**EXERCISE INSTRUCTIONS:**
Transcribe the records that follow. Keep every word exactly, and drop the pictures.

[Begin SUPPLIED ENTRIES]

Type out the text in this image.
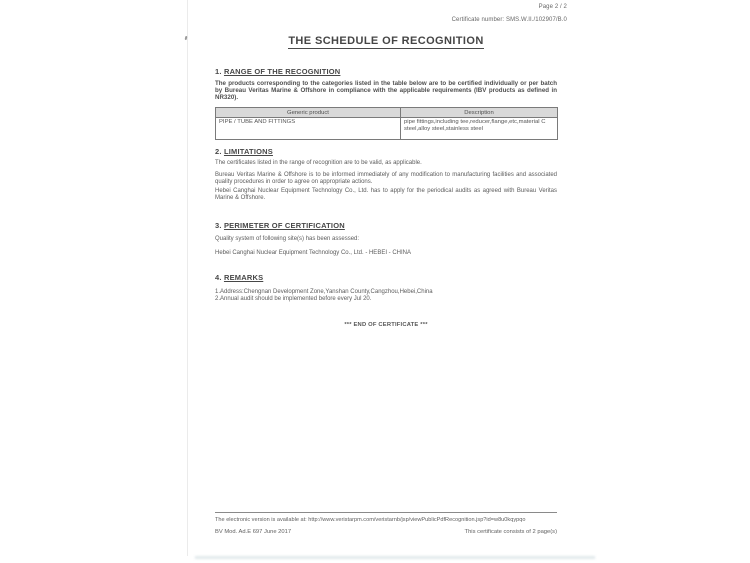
Page 2 / 2
Certificate number: SMS.W.II./102907/B.0
THE SCHEDULE OF RECOGNITION
1. RANGE OF THE RECOGNITION
The products corresponding to the categories listed in the table below are to be certified individually or per batch by Bureau Veritas Marine & Offshore in compliance with the applicable requirements (IBV products as defined in NR320).
Generic product	Description
PIPE / TUBE AND FITTINGS	pipe fittings,including tee,reducer,flange,etc,material C steel,alloy steel,stainless steel
2. LIMITATIONS
The certificates listed in the range of recognition are to be valid, as applicable.
Bureau Veritas Marine & Offshore is to be informed immediately of any modification to manufacturing facilities and associated quality procedures in order to agree on appropriate actions.
Hebei Canghai Nuclear Equipment Technology Co., Ltd. has to apply for the periodical audits as agreed with Bureau Veritas Marine & Offshore.
3. PERIMETER OF CERTIFICATION
Quality system of following site(s) has been assessed:
Hebei Canghai Nuclear Equipment Technology Co., Ltd. - HEBEI - CHINA
4. REMARKS
1.Address:Chengnan Development Zone,Yanshan County,Cangzhou,Hebei,China
2.Annual audit should be implemented before every Jul 20.
*** END OF CERTIFICATE ***
The electronic version is available at: http://www.veristarpm.com/veristarnb/jsp/viewPublicPdfRecognition.jsp?id=w8u0kqypqo
BV Mod. Ad.E 697 June 2017	This certificate consists of 2 page(s)
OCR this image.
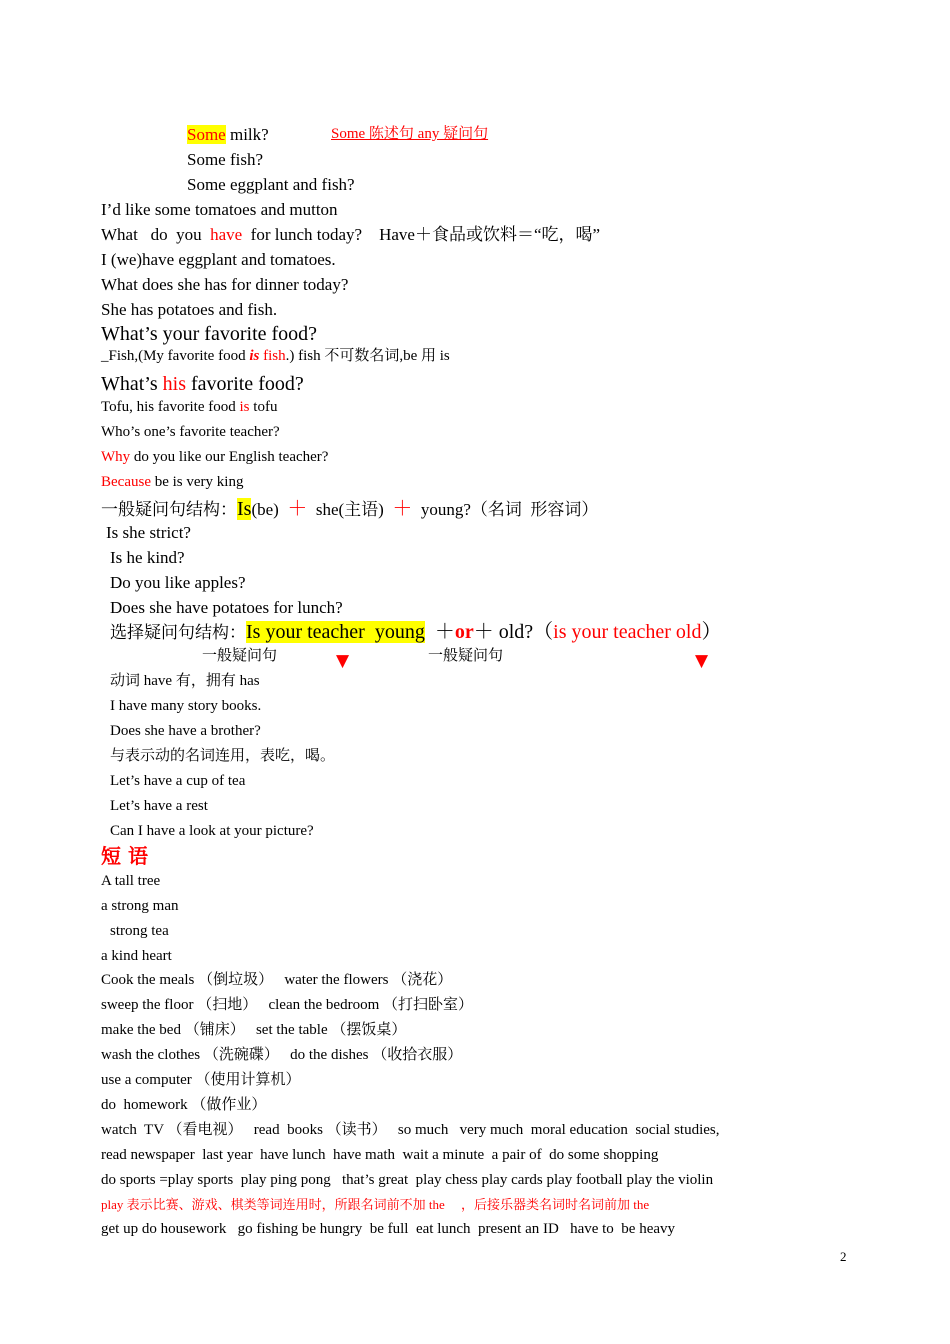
Some milk?	Some 陈述句 any 疑问句
Some fish?
Some eggplant and fish?
I’d like some tomatoes and mutton
What   do  you  have  for lunch today?    Have＋食品或饮料＝“吃，喝”
I (we)have eggplant and tomatoes.
What does she has for dinner today?
She has potatoes and fish.
What’s your favorite food?
_Fish,(My favorite food is fish.) fish 不可数名词,be 用 is
What’s his favorite food?
Tofu, his favorite food is tofu
Who’s one’s favorite teacher?
Why do you like our English teacher?
Because be is very king
一般疑问句结构：Is(be)  ＋  she(主语)  ＋  young?（名词  形容词）
Is she strict?
Is he kind?
Do you like apples?
Does she have potatoes for lunch?
选择疑问句结构：Is your teacher  young  ＋or＋ old?（is your teacher old）
一般疑问句	▼	一般疑问句	▼
动词 have 有，拥有 has
I have many story books.
Does she have a brother?
与表示动的名词连用，表吃，喝。
Let’s have a cup of tea
Let’s have a rest
Can I have a look at your picture?
短 语
A tall tree
a strong man
strong tea
a kind heart
Cook the meals （倒垃圾）   water the flowers （浇花）
sweep the floor （扫地）   clean the bedroom （打扫卧室）
make the bed （铺床）   set the table （摆饭桌）
wash the clothes （洗碗碟）   do the dishes （收拾衣服）
use a computer （使用计算机）
do  homework （做作业）
watch  TV （看电视）   read  books （读书）   so much   very much  moral education  social studies,
read newspaper  last year  have lunch  have math  wait a minute  a pair of  do some shopping
do sports =play sports  play ping pong   that’s great  play chess play cards play football play the violin
play 表示比赛、游戏、棋类等词连用时，所跟名词前不加 the     ，后接乐器类名词时名词前加 the
get up do housework   go fishing be hungry  be full  eat lunch  present an ID   have to  be heavy
2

[End SUPPLIED ENTRIES]

**PROBLEM SOLUTION:**
Type out the text in this image.
Page 2 / 2
Certificate number: SMS.W.II./102907/B.0
THE SCHEDULE OF RECOGNITION
1. RANGE OF THE RECOGNITION
The products corresponding to the categories listed in the table below are to be certified individually or per batch by Bureau Veritas Marine & Offshore in compliance with the applicable requirements (IBV products as defined in NR320).
Generic product	Description
PIPE / TUBE AND FITTINGS	pipe fittings,including tee,reducer,flange,etc,material C steel,alloy steel,stainless steel
2. LIMITATIONS
The certificates listed in the range of recognition are to be valid, as applicable.
Bureau Veritas Marine & Offshore is to be informed immediately of any modification to manufacturing facilities and associated quality procedures in order to agree on appropriate actions.
Hebei Canghai Nuclear Equipment Technology Co., Ltd. has to apply for the periodical audits as agreed with Bureau Veritas Marine & Offshore.
3. PERIMETER OF CERTIFICATION
Quality system of following site(s) has been assessed:
Hebei Canghai Nuclear Equipment Technology Co., Ltd. - HEBEI - CHINA
4. REMARKS
1.Address:Chengnan Development Zone,Yanshan County,Cangzhou,Hebei,China
2.Annual audit should be implemented before every Jul 20.
*** END OF CERTIFICATE ***
The electronic version is available at: http://www.veristarpm.com/veristarnb/jsp/viewPublicPdfRecognition.jsp?id=w8u0kqypqo
BV Mod. Ad.E 697 June 2017	This certificate consists of 2 page(s)
OCR this image.
Some milk?	Some 陈述句 any 疑问句
Some fish?
Some eggplant and fish?
I’d like some tomatoes and mutton
What   do  you  have  for lunch today?    Have＋食品或饮料＝“吃，喝”
I (we)have eggplant and tomatoes.
What does she has for dinner today?
She has potatoes and fish.
What’s your favorite food?
_Fish,(My favorite food is fish.) fish 不可数名词,be 用 is
What’s his favorite food?
Tofu, his favorite food is tofu
Who’s one’s favorite teacher?
Why do you like our English teacher?
Because be is very king
一般疑问句结构：Is(be)  ＋  she(主语)  ＋  young?（名词  形容词）
Is she strict?
Is he kind?
Do you like apples?
Does she have potatoes for lunch?
选择疑问句结构：Is your teacher  young  ＋or＋ old?（is your teacher old）
一般疑问句	▼	一般疑问句	▼
动词 have 有，拥有 has
I have many story books.
Does she have a brother?
与表示动的名词连用，表吃，喝。
Let’s have a cup of tea
Let’s have a rest
Can I have a look at your picture?
短 语
A tall tree
a strong man
strong tea
a kind heart
Cook the meals （倒垃圾）   water the flowers （浇花）
sweep the floor （扫地）   clean the bedroom （打扫卧室）
make the bed （铺床）   set the table （摆饭桌）
wash the clothes （洗碗碟）   do the dishes （收拾衣服）
use a computer （使用计算机）
do  homework （做作业）
watch  TV （看电视）   read  books （读书）   so much   very much  moral education  social studies,
read newspaper  last year  have lunch  have math  wait a minute  a pair of  do some shopping
do sports =play sports  play ping pong   that’s great  play chess play cards play football play the violin
play 表示比赛、游戏、棋类等词连用时，所跟名词前不加 the     ，后接乐器类名词时名词前加 the
get up do housework   go fishing be hungry  be full  eat lunch  present an ID   have to  be heavy
2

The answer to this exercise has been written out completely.